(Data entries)
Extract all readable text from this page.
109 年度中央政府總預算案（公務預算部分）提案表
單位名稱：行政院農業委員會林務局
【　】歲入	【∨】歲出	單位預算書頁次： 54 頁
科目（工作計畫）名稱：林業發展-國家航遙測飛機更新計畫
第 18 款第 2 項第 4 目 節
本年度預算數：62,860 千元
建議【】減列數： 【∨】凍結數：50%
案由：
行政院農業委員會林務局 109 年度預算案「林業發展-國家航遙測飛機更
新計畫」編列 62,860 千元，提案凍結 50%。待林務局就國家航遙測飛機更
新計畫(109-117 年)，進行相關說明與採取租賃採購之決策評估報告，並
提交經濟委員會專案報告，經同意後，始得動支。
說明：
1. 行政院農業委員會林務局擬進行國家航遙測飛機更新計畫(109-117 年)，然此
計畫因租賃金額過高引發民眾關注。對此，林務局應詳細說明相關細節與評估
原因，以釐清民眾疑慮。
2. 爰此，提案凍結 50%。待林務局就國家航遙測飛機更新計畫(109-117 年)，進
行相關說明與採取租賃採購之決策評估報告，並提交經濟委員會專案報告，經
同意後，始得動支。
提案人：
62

* Exercise requirements
Please quote the data above in full, with no line missing.

* Response
Extract all readable text from this page.
109 年度中央政府總預算案（公務預算部分）提案表
單位名稱：行政院農業委員會林務局
【　】歲入	【∨】歲出	單位預算書頁次： 54 頁
科目（工作計畫）名稱：林業發展-國家航遙測飛機更新計畫
第 18 款第 2 項第 4 目 節
本年度預算數：62,860 千元
建議【】減列數： 【∨】凍結數：50%
案由：
行政院農業委員會林務局 109 年度預算案「林業發展-國家航遙測飛機更
新計畫」編列 62,860 千元，提案凍結 50%。待林務局就國家航遙測飛機更
新計畫(109-117 年)，進行相關說明與採取租賃採購之決策評估報告，並
提交經濟委員會專案報告，經同意後，始得動支。
說明：
1. 行政院農業委員會林務局擬進行國家航遙測飛機更新計畫(109-117 年)，然此
計畫因租賃金額過高引發民眾關注。對此，林務局應詳細說明相關細節與評估
原因，以釐清民眾疑慮。
2. 爰此，提案凍結 50%。待林務局就國家航遙測飛機更新計畫(109-117 年)，進
行相關說明與採取租賃採購之決策評估報告，並提交經濟委員會專案報告，經
同意後，始得動支。
提案人：
62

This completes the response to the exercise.